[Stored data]
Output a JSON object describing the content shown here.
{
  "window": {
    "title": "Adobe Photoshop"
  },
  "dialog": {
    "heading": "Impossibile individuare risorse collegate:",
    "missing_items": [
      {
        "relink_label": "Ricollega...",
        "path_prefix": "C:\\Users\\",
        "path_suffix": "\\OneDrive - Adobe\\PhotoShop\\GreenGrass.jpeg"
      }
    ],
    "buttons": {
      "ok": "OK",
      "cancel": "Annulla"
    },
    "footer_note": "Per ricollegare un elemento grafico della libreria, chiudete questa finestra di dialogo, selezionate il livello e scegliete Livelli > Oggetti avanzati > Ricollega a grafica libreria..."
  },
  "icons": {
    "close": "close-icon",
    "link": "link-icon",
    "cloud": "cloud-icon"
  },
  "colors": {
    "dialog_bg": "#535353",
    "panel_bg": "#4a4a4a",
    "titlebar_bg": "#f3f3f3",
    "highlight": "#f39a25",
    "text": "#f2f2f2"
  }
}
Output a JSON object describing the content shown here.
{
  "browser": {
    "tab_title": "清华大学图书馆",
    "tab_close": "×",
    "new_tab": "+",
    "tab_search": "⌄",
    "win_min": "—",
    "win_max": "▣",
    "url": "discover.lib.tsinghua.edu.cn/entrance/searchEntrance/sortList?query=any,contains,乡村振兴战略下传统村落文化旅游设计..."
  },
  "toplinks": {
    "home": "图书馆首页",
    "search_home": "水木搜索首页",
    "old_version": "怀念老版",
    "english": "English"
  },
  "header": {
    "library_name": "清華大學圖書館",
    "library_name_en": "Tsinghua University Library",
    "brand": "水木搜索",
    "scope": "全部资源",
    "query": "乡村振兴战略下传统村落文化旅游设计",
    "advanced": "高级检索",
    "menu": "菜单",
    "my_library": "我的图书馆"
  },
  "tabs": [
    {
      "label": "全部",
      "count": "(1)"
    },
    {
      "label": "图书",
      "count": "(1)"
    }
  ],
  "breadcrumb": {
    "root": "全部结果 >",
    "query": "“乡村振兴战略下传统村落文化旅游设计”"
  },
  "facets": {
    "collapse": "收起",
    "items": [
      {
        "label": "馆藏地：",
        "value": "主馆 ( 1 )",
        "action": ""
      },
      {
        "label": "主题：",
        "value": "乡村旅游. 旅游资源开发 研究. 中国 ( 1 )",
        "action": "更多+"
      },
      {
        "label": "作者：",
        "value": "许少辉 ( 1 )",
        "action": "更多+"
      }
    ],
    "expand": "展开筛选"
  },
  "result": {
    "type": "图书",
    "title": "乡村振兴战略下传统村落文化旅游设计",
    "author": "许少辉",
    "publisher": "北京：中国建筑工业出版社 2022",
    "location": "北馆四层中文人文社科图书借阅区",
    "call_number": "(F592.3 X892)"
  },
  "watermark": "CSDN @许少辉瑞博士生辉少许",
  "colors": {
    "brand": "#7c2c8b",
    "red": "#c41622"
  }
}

* _Your instructions_: Above are some records; extract every one of them exactly.

* _Correct response_:
Output a JSON object describing the content shown here.
{
  "window": {
    "title": "Adobe Photoshop"
  },
  "dialog": {
    "heading": "Impossibile individuare risorse collegate:",
    "missing_items": [
      {
        "relink_label": "Ricollega...",
        "path_prefix": "C:\\Users\\",
        "path_suffix": "\\OneDrive - Adobe\\PhotoShop\\GreenGrass.jpeg"
      }
    ],
    "buttons": {
      "ok": "OK",
      "cancel": "Annulla"
    },
    "footer_note": "Per ricollegare un elemento grafico della libreria, chiudete questa finestra di dialogo, selezionate il livello e scegliete Livelli > Oggetti avanzati > Ricollega a grafica libreria..."
  },
  "icons": {
    "close": "close-icon",
    "link": "link-icon",
    "cloud": "cloud-icon"
  },
  "colors": {
    "dialog_bg": "#535353",
    "panel_bg": "#4a4a4a",
    "titlebar_bg": "#f3f3f3",
    "highlight": "#f39a25",
    "text": "#f2f2f2"
  }
}
Output a JSON object describing the content shown here.
{
  "browser": {
    "tab_title": "清华大学图书馆",
    "tab_close": "×",
    "new_tab": "+",
    "tab_search": "⌄",
    "win_min": "—",
    "win_max": "▣",
    "url": "discover.lib.tsinghua.edu.cn/entrance/searchEntrance/sortList?query=any,contains,乡村振兴战略下传统村落文化旅游设计..."
  },
  "toplinks": {
    "home": "图书馆首页",
    "search_home": "水木搜索首页",
    "old_version": "怀念老版",
    "english": "English"
  },
  "header": {
    "library_name": "清華大學圖書館",
    "library_name_en": "Tsinghua University Library",
    "brand": "水木搜索",
    "scope": "全部资源",
    "query": "乡村振兴战略下传统村落文化旅游设计",
    "advanced": "高级检索",
    "menu": "菜单",
    "my_library": "我的图书馆"
  },
  "tabs": [
    {
      "label": "全部",
      "count": "(1)"
    },
    {
      "label": "图书",
      "count": "(1)"
    }
  ],
  "breadcrumb": {
    "root": "全部结果 >",
    "query": "“乡村振兴战略下传统村落文化旅游设计”"
  },
  "facets": {
    "collapse": "收起",
    "items": [
      {
        "label": "馆藏地：",
        "value": "主馆 ( 1 )",
        "action": ""
      },
      {
        "label": "主题：",
        "value": "乡村旅游. 旅游资源开发 研究. 中国 ( 1 )",
        "action": "更多+"
      },
      {
        "label": "作者：",
        "value": "许少辉 ( 1 )",
        "action": "更多+"
      }
    ],
    "expand": "展开筛选"
  },
  "result": {
    "type": "图书",
    "title": "乡村振兴战略下传统村落文化旅游设计",
    "author": "许少辉",
    "publisher": "北京：中国建筑工业出版社 2022",
    "location": "北馆四层中文人文社科图书借阅区",
    "call_number": "(F592.3 X892)"
  },
  "watermark": "CSDN @许少辉瑞博士生辉少许",
  "colors": {
    "brand": "#7c2c8b",
    "red": "#c41622"
  }
}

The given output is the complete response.